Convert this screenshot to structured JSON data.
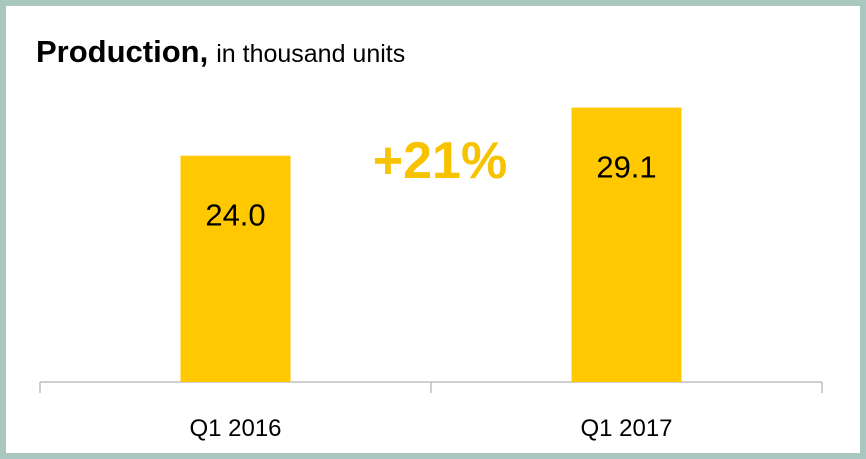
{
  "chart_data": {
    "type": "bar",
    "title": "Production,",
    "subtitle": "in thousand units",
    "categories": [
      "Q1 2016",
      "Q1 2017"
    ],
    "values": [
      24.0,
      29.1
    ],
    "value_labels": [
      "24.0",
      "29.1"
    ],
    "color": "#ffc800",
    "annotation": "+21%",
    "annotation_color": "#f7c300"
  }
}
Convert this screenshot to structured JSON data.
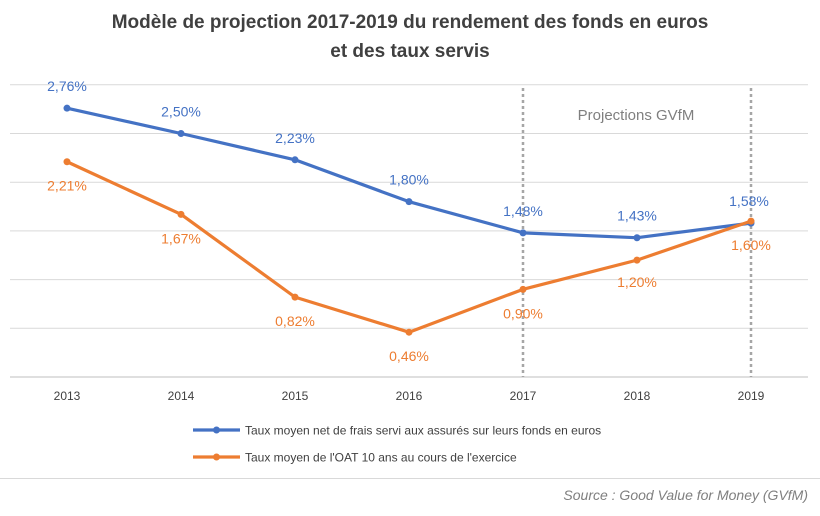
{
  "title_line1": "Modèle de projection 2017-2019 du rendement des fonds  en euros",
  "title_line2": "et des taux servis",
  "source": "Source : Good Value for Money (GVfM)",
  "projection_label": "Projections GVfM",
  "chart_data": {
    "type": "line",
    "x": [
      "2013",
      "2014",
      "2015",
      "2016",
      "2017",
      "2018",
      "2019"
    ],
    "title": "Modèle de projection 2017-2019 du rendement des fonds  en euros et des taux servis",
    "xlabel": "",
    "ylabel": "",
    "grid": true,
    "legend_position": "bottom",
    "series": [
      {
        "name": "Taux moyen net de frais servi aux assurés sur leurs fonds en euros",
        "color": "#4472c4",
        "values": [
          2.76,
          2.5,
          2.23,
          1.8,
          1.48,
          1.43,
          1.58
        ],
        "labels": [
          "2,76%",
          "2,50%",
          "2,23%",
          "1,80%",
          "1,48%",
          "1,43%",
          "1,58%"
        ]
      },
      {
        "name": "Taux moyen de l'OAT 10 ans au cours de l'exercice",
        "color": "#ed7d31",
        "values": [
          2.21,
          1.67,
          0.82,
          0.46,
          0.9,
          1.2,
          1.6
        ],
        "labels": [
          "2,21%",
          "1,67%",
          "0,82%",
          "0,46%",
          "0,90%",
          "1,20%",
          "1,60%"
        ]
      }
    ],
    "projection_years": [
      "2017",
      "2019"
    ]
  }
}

Set task: How many lines of these entries contain "rendement"? Answer with the number and nothing else.

Written answer: 2